**WORK REQUIRED:**
Each line of the material must be repeated precisely, with the pictures left out.

═════ PROVIDED ENTRIES ═════

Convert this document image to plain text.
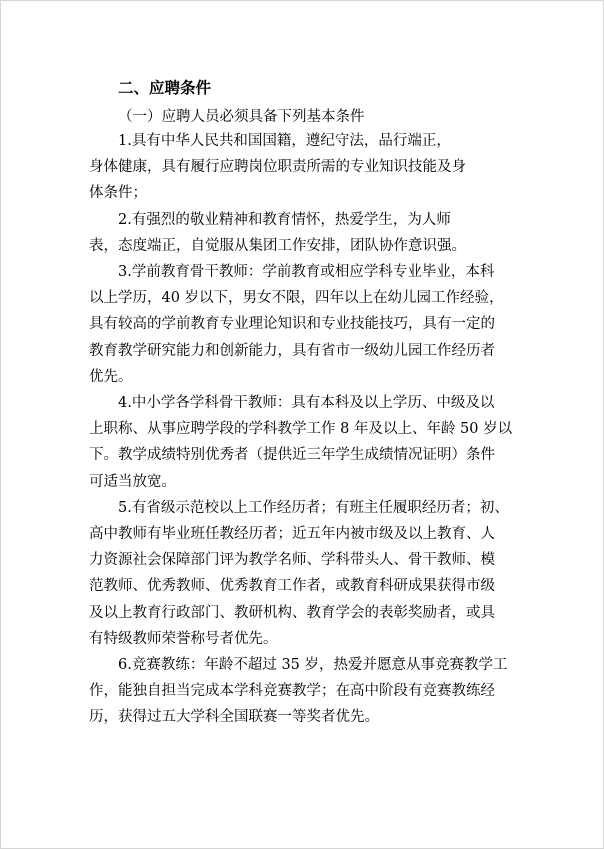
二、应聘条件
（一）应聘人员必须具备下列基本条件
1.具有中华人民共和国国籍，遵纪守法，品行端正，
身体健康，具有履行应聘岗位职责所需的专业知识技能及身
体条件；
2.有强烈的敬业精神和教育情怀，热爱学生，为人师
表，态度端正，自觉服从集团工作安排，团队协作意识强。
3.学前教育骨干教师：学前教育或相应学科专业毕业，本科
以上学历，40 岁以下，男女不限，四年以上在幼儿园工作经验，
具有较高的学前教育专业理论知识和专业技能技巧，具有一定的
教育教学研究能力和创新能力，具有省市一级幼儿园工作经历者
优先。
4.中小学各学科骨干教师：具有本科及以上学历、中级及以
上职称、从事应聘学段的学科教学工作 8 年及以上、年龄 50 岁以
下。教学成绩特别优秀者（提供近三年学生成绩情况证明）条件
可适当放宽。
5.有省级示范校以上工作经历者；有班主任履职经历者；初、
高中教师有毕业班任教经历者；近五年内被市级及以上教育、人
力资源社会保障部门评为教学名师、学科带头人、骨干教师、模
范教师、优秀教师、优秀教育工作者，或教育科研成果获得市级
及以上教育行政部门、教研机构、教育学会的表彰奖励者，或具
有特级教师荣誉称号者优先。
6.竞赛教练：年龄不超过 35 岁，热爱并愿意从事竞赛教学工
作，能独自担当完成本学科竞赛教学；在高中阶段有竞赛教练经
历，获得过五大学科全国联赛一等奖者优先。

═════

**COMPLETE ANSWER:**
Convert this document image to plain text.
二、应聘条件
（一）应聘人员必须具备下列基本条件
1.具有中华人民共和国国籍，遵纪守法，品行端正，
身体健康，具有履行应聘岗位职责所需的专业知识技能及身
体条件；
2.有强烈的敬业精神和教育情怀，热爱学生，为人师
表，态度端正，自觉服从集团工作安排，团队协作意识强。
3.学前教育骨干教师：学前教育或相应学科专业毕业，本科
以上学历，40 岁以下，男女不限，四年以上在幼儿园工作经验，
具有较高的学前教育专业理论知识和专业技能技巧，具有一定的
教育教学研究能力和创新能力，具有省市一级幼儿园工作经历者
优先。
4.中小学各学科骨干教师：具有本科及以上学历、中级及以
上职称、从事应聘学段的学科教学工作 8 年及以上、年龄 50 岁以
下。教学成绩特别优秀者（提供近三年学生成绩情况证明）条件
可适当放宽。
5.有省级示范校以上工作经历者；有班主任履职经历者；初、
高中教师有毕业班任教经历者；近五年内被市级及以上教育、人
力资源社会保障部门评为教学名师、学科带头人、骨干教师、模
范教师、优秀教师、优秀教育工作者，或教育科研成果获得市级
及以上教育行政部门、教研机构、教育学会的表彰奖励者，或具
有特级教师荣誉称号者优先。
6.竞赛教练：年龄不超过 35 岁，热爱并愿意从事竞赛教学工
作，能独自担当完成本学科竞赛教学；在高中阶段有竞赛教练经
历，获得过五大学科全国联赛一等奖者优先。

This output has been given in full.